Count how many lines of the material contain the string "this", then give that number and nothing more.
—————
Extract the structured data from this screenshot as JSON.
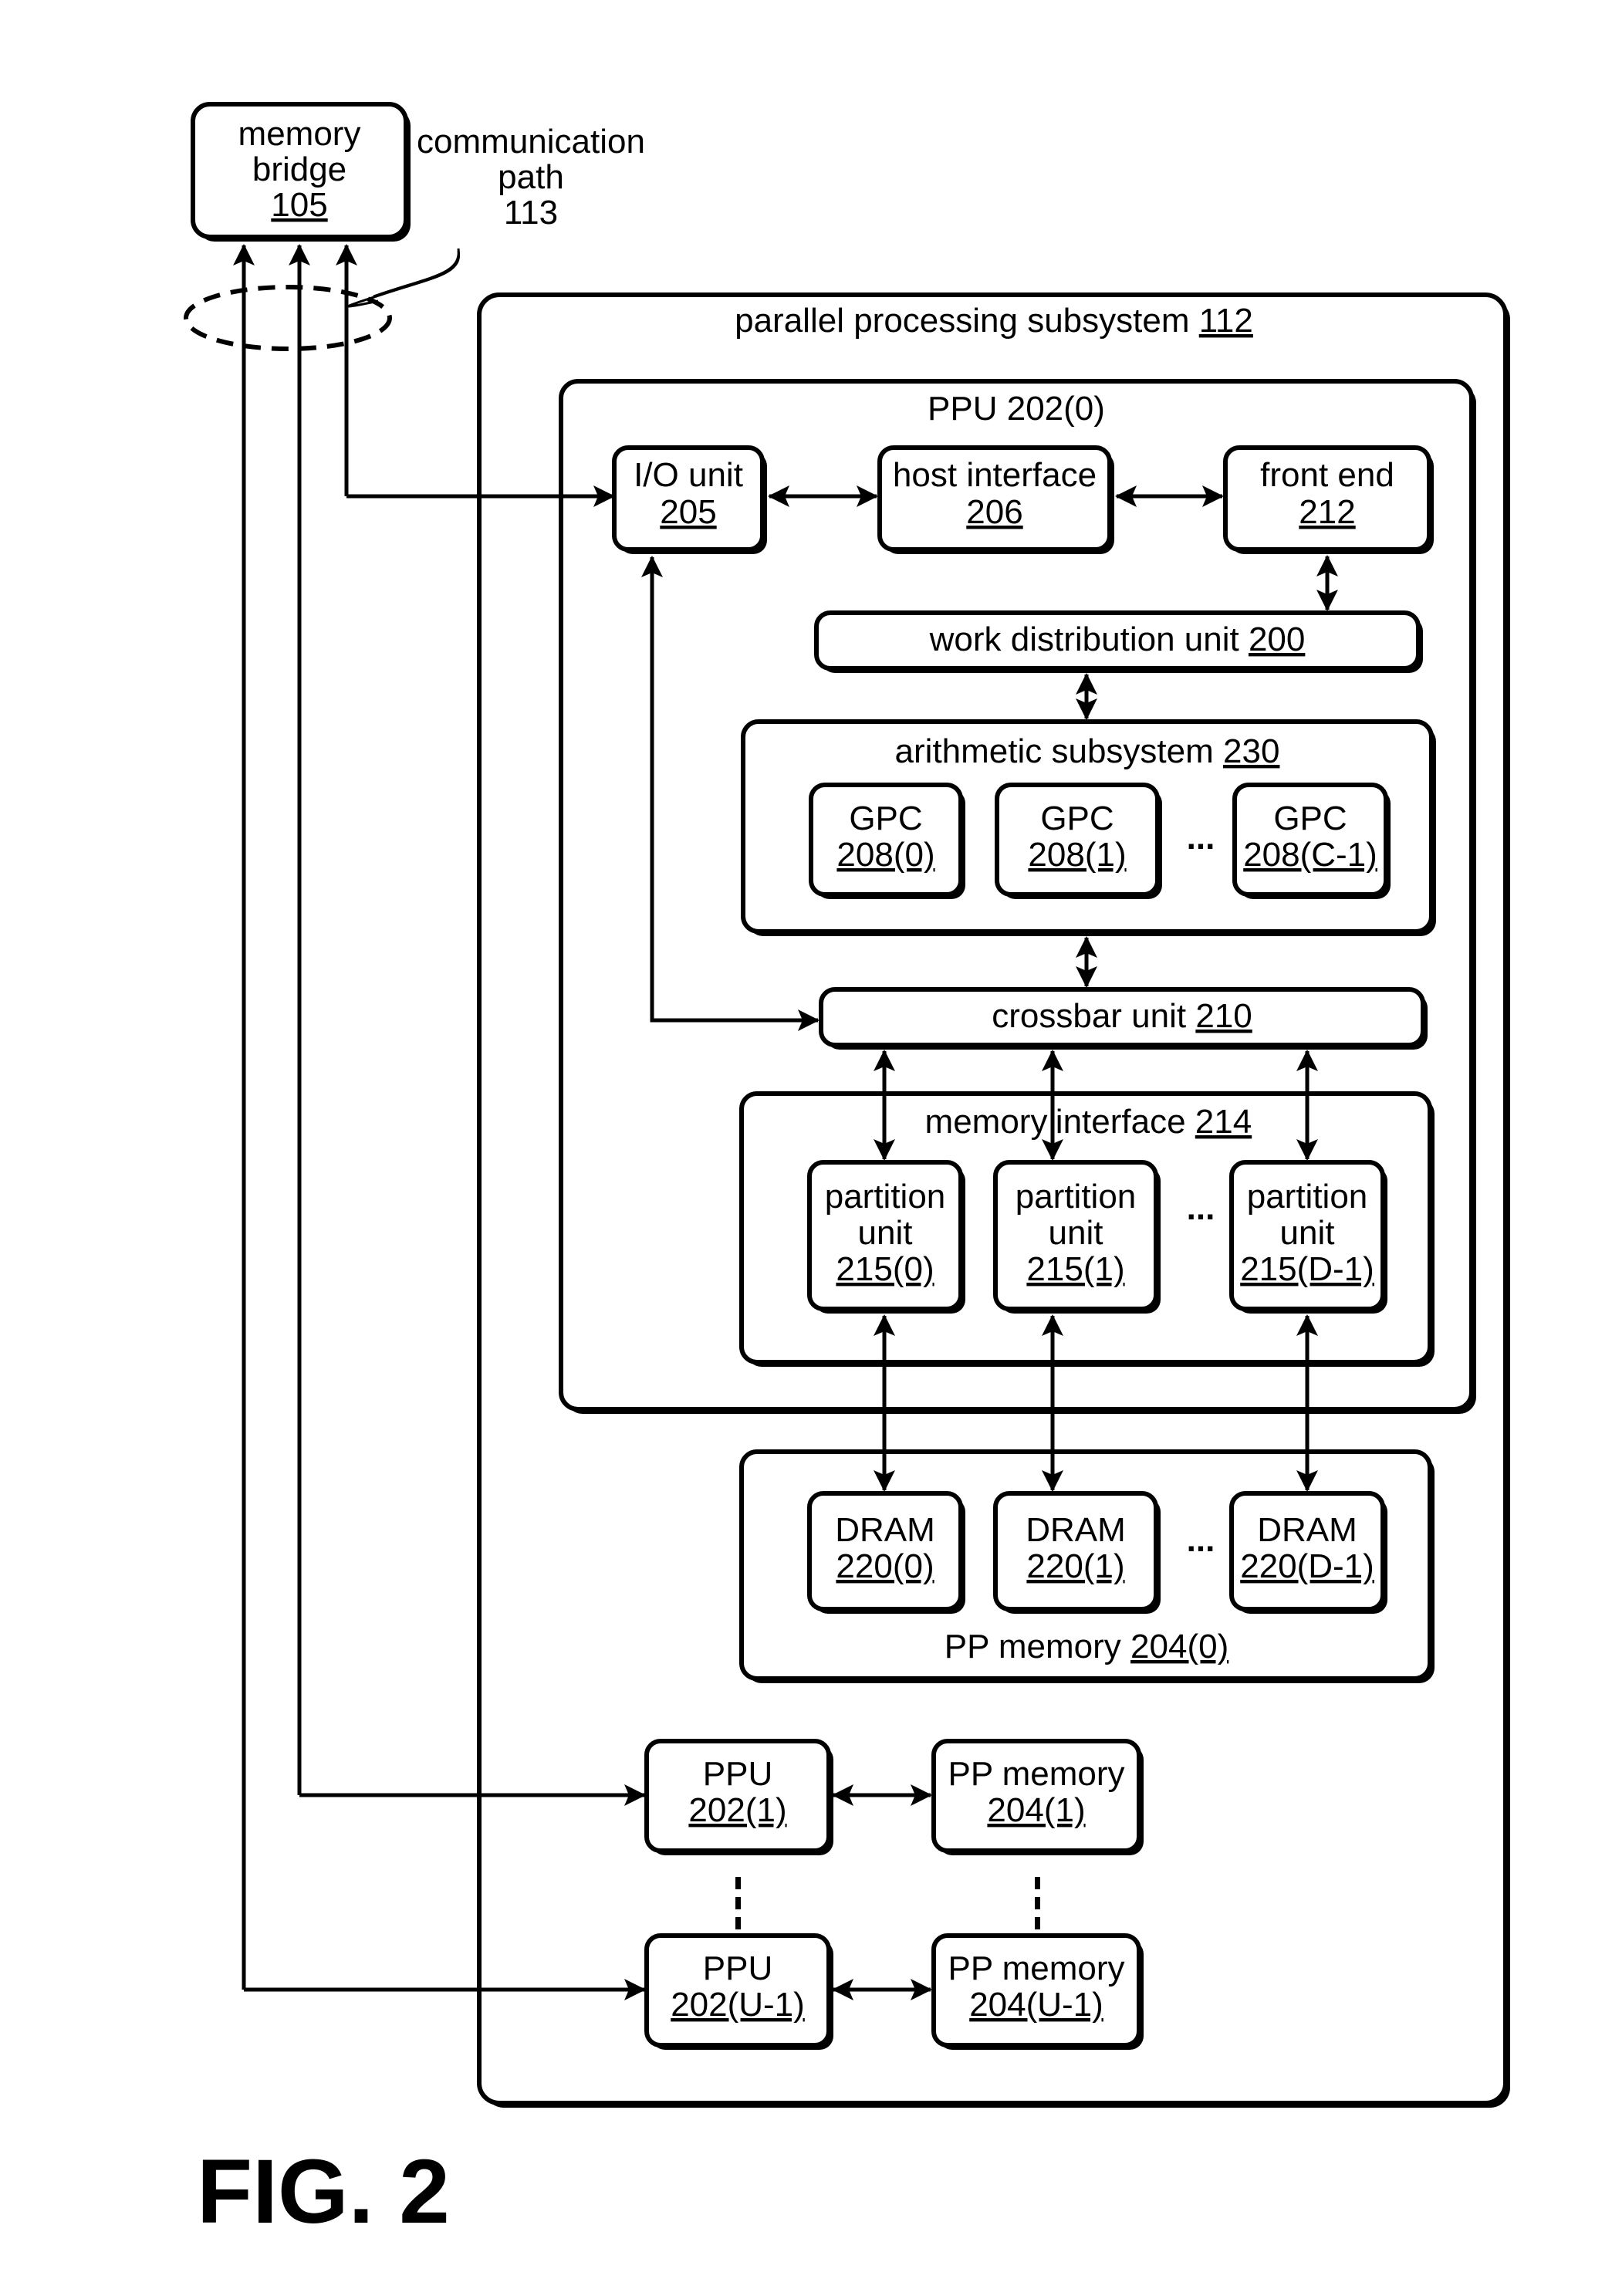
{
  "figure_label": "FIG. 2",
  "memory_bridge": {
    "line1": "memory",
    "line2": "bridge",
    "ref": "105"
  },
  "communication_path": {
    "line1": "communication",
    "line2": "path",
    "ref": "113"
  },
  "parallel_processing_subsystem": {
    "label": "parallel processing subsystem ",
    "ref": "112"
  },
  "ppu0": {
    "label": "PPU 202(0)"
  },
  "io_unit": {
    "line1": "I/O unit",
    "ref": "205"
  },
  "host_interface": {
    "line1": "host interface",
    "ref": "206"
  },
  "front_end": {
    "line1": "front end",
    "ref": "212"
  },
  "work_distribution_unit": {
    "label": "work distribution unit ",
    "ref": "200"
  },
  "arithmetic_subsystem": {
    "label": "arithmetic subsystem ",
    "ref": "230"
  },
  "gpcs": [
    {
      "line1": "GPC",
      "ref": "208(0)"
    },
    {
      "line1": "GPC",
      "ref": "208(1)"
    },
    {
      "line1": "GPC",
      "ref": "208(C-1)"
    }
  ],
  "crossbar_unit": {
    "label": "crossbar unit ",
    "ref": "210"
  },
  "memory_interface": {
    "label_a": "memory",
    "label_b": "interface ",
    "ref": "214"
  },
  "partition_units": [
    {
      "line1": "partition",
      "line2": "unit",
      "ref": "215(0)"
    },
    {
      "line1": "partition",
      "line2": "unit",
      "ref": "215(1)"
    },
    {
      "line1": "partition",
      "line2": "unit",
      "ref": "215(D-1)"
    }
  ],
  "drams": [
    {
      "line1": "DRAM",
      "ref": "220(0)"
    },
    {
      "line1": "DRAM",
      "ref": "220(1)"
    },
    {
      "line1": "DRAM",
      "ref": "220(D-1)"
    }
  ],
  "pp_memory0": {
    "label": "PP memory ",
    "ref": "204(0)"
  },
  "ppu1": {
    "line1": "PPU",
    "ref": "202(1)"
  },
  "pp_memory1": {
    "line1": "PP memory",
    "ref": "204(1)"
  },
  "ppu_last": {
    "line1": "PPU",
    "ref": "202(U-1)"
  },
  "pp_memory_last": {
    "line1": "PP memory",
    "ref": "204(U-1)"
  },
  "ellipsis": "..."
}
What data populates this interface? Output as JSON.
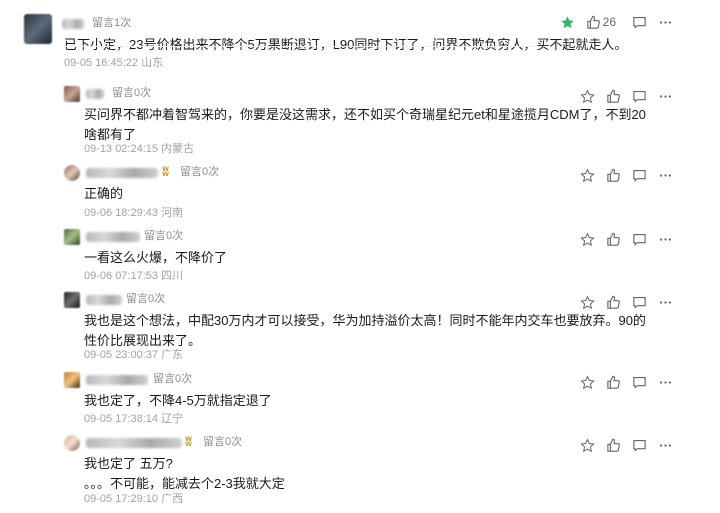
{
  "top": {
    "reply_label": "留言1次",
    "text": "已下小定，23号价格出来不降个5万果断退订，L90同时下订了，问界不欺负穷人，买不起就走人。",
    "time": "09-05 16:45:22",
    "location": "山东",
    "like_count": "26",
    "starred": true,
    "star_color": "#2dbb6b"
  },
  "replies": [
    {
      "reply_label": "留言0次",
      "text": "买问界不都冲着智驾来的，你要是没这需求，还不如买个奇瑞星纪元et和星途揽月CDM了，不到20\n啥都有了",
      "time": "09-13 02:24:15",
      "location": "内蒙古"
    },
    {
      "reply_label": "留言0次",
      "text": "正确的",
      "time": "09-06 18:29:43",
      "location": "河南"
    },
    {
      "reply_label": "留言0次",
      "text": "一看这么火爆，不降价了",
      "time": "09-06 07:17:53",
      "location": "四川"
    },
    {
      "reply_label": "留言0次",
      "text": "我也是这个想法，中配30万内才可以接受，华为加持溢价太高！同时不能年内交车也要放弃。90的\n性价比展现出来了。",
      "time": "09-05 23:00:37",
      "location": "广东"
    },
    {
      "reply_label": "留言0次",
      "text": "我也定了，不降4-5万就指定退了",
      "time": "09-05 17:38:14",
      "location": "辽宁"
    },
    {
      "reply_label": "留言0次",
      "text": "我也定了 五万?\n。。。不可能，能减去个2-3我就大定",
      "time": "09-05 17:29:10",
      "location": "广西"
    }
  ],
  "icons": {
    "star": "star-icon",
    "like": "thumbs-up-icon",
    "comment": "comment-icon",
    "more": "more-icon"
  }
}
—————
** The answer **
2